The exercise: Every record must be written out once more, with nothing added or omitted.

Exercise material:
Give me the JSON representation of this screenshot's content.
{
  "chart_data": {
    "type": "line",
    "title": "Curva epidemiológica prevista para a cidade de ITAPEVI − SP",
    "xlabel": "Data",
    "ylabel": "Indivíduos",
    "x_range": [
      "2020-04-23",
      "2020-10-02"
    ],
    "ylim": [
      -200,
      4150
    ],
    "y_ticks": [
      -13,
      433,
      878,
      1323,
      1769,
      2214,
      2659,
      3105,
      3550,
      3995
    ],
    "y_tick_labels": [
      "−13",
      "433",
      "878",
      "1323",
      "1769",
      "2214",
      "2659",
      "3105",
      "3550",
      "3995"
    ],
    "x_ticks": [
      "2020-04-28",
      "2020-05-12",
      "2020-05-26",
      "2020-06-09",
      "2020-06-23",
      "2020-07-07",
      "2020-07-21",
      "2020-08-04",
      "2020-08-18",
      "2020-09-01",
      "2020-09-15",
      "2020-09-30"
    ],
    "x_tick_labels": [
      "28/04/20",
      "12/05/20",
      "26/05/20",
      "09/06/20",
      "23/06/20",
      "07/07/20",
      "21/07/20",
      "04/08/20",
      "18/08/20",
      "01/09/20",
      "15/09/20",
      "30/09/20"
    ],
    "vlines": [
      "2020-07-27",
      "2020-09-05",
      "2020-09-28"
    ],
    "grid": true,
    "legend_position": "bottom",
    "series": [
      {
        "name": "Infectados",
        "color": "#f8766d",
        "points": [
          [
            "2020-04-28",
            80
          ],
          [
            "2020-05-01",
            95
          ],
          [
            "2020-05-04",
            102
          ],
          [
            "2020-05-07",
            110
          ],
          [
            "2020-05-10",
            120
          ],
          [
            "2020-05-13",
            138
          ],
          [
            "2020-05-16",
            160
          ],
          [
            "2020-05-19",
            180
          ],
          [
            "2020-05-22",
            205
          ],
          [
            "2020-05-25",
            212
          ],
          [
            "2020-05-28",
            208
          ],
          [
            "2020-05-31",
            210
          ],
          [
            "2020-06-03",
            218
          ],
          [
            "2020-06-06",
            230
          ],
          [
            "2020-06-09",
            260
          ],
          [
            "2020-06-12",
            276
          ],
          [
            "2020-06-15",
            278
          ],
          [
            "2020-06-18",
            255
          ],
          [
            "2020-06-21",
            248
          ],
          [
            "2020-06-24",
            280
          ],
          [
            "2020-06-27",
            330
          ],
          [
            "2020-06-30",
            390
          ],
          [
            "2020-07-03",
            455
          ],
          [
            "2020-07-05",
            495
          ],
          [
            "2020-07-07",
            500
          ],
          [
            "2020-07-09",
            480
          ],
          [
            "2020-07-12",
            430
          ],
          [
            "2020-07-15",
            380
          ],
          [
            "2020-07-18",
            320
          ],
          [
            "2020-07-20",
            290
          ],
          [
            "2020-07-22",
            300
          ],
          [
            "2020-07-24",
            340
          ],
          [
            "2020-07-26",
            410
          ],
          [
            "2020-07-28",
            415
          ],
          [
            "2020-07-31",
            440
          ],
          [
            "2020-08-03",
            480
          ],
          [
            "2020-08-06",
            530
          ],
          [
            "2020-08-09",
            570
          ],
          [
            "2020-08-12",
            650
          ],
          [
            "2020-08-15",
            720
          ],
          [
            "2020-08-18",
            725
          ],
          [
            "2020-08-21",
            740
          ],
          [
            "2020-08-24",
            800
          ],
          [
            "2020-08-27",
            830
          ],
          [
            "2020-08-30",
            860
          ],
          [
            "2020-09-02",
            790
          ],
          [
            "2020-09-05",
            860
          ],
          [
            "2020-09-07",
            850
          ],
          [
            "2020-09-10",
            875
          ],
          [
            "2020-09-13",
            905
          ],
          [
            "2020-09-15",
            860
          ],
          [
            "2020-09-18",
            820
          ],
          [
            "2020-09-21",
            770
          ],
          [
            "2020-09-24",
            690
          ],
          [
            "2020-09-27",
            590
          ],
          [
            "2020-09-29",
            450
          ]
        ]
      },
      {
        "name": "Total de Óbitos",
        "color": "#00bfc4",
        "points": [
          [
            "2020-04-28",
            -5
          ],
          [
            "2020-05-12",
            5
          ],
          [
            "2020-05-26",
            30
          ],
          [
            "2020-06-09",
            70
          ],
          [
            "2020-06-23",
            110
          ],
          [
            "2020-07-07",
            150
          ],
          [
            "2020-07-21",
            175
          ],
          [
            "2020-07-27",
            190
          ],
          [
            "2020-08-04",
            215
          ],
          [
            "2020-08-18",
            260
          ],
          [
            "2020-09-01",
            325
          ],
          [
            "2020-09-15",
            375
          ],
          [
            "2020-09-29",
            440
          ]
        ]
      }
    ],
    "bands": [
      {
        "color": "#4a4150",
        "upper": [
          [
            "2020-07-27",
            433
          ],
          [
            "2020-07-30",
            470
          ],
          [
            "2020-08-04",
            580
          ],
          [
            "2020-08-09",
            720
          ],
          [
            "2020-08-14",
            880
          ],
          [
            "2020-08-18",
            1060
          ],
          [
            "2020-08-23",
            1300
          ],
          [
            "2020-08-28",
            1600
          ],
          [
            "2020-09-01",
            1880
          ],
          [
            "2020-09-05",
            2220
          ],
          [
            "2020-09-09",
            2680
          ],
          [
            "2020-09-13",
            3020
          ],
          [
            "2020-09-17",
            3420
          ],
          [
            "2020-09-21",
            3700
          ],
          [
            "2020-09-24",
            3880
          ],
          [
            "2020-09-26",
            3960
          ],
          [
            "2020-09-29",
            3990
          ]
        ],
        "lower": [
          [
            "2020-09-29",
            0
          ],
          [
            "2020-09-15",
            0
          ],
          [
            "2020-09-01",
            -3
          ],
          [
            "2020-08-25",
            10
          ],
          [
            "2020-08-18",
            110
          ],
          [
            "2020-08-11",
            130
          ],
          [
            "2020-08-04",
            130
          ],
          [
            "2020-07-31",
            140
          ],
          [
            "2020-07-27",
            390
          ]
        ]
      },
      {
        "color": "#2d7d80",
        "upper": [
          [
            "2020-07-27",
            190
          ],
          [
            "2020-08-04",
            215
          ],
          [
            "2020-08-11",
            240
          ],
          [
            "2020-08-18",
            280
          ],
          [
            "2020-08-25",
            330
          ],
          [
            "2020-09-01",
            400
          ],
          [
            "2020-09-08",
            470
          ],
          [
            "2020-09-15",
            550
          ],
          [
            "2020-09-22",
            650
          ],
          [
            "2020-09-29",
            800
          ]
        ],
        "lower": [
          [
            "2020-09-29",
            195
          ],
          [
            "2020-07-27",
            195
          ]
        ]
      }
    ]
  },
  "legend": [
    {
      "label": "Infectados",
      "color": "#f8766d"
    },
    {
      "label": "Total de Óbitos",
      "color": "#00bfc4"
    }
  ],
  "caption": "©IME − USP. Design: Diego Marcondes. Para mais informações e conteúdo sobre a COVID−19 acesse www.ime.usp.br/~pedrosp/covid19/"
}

Correct output:
Give me the JSON representation of this screenshot's content.
{
  "chart_data": {
    "type": "line",
    "title": "Curva epidemiológica prevista para a cidade de ITAPEVI − SP",
    "xlabel": "Data",
    "ylabel": "Indivíduos",
    "x_range": [
      "2020-04-23",
      "2020-10-02"
    ],
    "ylim": [
      -200,
      4150
    ],
    "y_ticks": [
      -13,
      433,
      878,
      1323,
      1769,
      2214,
      2659,
      3105,
      3550,
      3995
    ],
    "y_tick_labels": [
      "−13",
      "433",
      "878",
      "1323",
      "1769",
      "2214",
      "2659",
      "3105",
      "3550",
      "3995"
    ],
    "x_ticks": [
      "2020-04-28",
      "2020-05-12",
      "2020-05-26",
      "2020-06-09",
      "2020-06-23",
      "2020-07-07",
      "2020-07-21",
      "2020-08-04",
      "2020-08-18",
      "2020-09-01",
      "2020-09-15",
      "2020-09-30"
    ],
    "x_tick_labels": [
      "28/04/20",
      "12/05/20",
      "26/05/20",
      "09/06/20",
      "23/06/20",
      "07/07/20",
      "21/07/20",
      "04/08/20",
      "18/08/20",
      "01/09/20",
      "15/09/20",
      "30/09/20"
    ],
    "vlines": [
      "2020-07-27",
      "2020-09-05",
      "2020-09-28"
    ],
    "grid": true,
    "legend_position": "bottom",
    "series": [
      {
        "name": "Infectados",
        "color": "#f8766d",
        "points": [
          [
            "2020-04-28",
            80
          ],
          [
            "2020-05-01",
            95
          ],
          [
            "2020-05-04",
            102
          ],
          [
            "2020-05-07",
            110
          ],
          [
            "2020-05-10",
            120
          ],
          [
            "2020-05-13",
            138
          ],
          [
            "2020-05-16",
            160
          ],
          [
            "2020-05-19",
            180
          ],
          [
            "2020-05-22",
            205
          ],
          [
            "2020-05-25",
            212
          ],
          [
            "2020-05-28",
            208
          ],
          [
            "2020-05-31",
            210
          ],
          [
            "2020-06-03",
            218
          ],
          [
            "2020-06-06",
            230
          ],
          [
            "2020-06-09",
            260
          ],
          [
            "2020-06-12",
            276
          ],
          [
            "2020-06-15",
            278
          ],
          [
            "2020-06-18",
            255
          ],
          [
            "2020-06-21",
            248
          ],
          [
            "2020-06-24",
            280
          ],
          [
            "2020-06-27",
            330
          ],
          [
            "2020-06-30",
            390
          ],
          [
            "2020-07-03",
            455
          ],
          [
            "2020-07-05",
            495
          ],
          [
            "2020-07-07",
            500
          ],
          [
            "2020-07-09",
            480
          ],
          [
            "2020-07-12",
            430
          ],
          [
            "2020-07-15",
            380
          ],
          [
            "2020-07-18",
            320
          ],
          [
            "2020-07-20",
            290
          ],
          [
            "2020-07-22",
            300
          ],
          [
            "2020-07-24",
            340
          ],
          [
            "2020-07-26",
            410
          ],
          [
            "2020-07-28",
            415
          ],
          [
            "2020-07-31",
            440
          ],
          [
            "2020-08-03",
            480
          ],
          [
            "2020-08-06",
            530
          ],
          [
            "2020-08-09",
            570
          ],
          [
            "2020-08-12",
            650
          ],
          [
            "2020-08-15",
            720
          ],
          [
            "2020-08-18",
            725
          ],
          [
            "2020-08-21",
            740
          ],
          [
            "2020-08-24",
            800
          ],
          [
            "2020-08-27",
            830
          ],
          [
            "2020-08-30",
            860
          ],
          [
            "2020-09-02",
            790
          ],
          [
            "2020-09-05",
            860
          ],
          [
            "2020-09-07",
            850
          ],
          [
            "2020-09-10",
            875
          ],
          [
            "2020-09-13",
            905
          ],
          [
            "2020-09-15",
            860
          ],
          [
            "2020-09-18",
            820
          ],
          [
            "2020-09-21",
            770
          ],
          [
            "2020-09-24",
            690
          ],
          [
            "2020-09-27",
            590
          ],
          [
            "2020-09-29",
            450
          ]
        ]
      },
      {
        "name": "Total de Óbitos",
        "color": "#00bfc4",
        "points": [
          [
            "2020-04-28",
            -5
          ],
          [
            "2020-05-12",
            5
          ],
          [
            "2020-05-26",
            30
          ],
          [
            "2020-06-09",
            70
          ],
          [
            "2020-06-23",
            110
          ],
          [
            "2020-07-07",
            150
          ],
          [
            "2020-07-21",
            175
          ],
          [
            "2020-07-27",
            190
          ],
          [
            "2020-08-04",
            215
          ],
          [
            "2020-08-18",
            260
          ],
          [
            "2020-09-01",
            325
          ],
          [
            "2020-09-15",
            375
          ],
          [
            "2020-09-29",
            440
          ]
        ]
      }
    ],
    "bands": [
      {
        "color": "#4a4150",
        "upper": [
          [
            "2020-07-27",
            433
          ],
          [
            "2020-07-30",
            470
          ],
          [
            "2020-08-04",
            580
          ],
          [
            "2020-08-09",
            720
          ],
          [
            "2020-08-14",
            880
          ],
          [
            "2020-08-18",
            1060
          ],
          [
            "2020-08-23",
            1300
          ],
          [
            "2020-08-28",
            1600
          ],
          [
            "2020-09-01",
            1880
          ],
          [
            "2020-09-05",
            2220
          ],
          [
            "2020-09-09",
            2680
          ],
          [
            "2020-09-13",
            3020
          ],
          [
            "2020-09-17",
            3420
          ],
          [
            "2020-09-21",
            3700
          ],
          [
            "2020-09-24",
            3880
          ],
          [
            "2020-09-26",
            3960
          ],
          [
            "2020-09-29",
            3990
          ]
        ],
        "lower": [
          [
            "2020-09-29",
            0
          ],
          [
            "2020-09-15",
            0
          ],
          [
            "2020-09-01",
            -3
          ],
          [
            "2020-08-25",
            10
          ],
          [
            "2020-08-18",
            110
          ],
          [
            "2020-08-11",
            130
          ],
          [
            "2020-08-04",
            130
          ],
          [
            "2020-07-31",
            140
          ],
          [
            "2020-07-27",
            390
          ]
        ]
      },
      {
        "color": "#2d7d80",
        "upper": [
          [
            "2020-07-27",
            190
          ],
          [
            "2020-08-04",
            215
          ],
          [
            "2020-08-11",
            240
          ],
          [
            "2020-08-18",
            280
          ],
          [
            "2020-08-25",
            330
          ],
          [
            "2020-09-01",
            400
          ],
          [
            "2020-09-08",
            470
          ],
          [
            "2020-09-15",
            550
          ],
          [
            "2020-09-22",
            650
          ],
          [
            "2020-09-29",
            800
          ]
        ],
        "lower": [
          [
            "2020-09-29",
            195
          ],
          [
            "2020-07-27",
            195
          ]
        ]
      }
    ]
  },
  "legend": [
    {
      "label": "Infectados",
      "color": "#f8766d"
    },
    {
      "label": "Total de Óbitos",
      "color": "#00bfc4"
    }
  ],
  "caption": "©IME − USP. Design: Diego Marcondes. Para mais informações e conteúdo sobre a COVID−19 acesse www.ime.usp.br/~pedrosp/covid19/"
}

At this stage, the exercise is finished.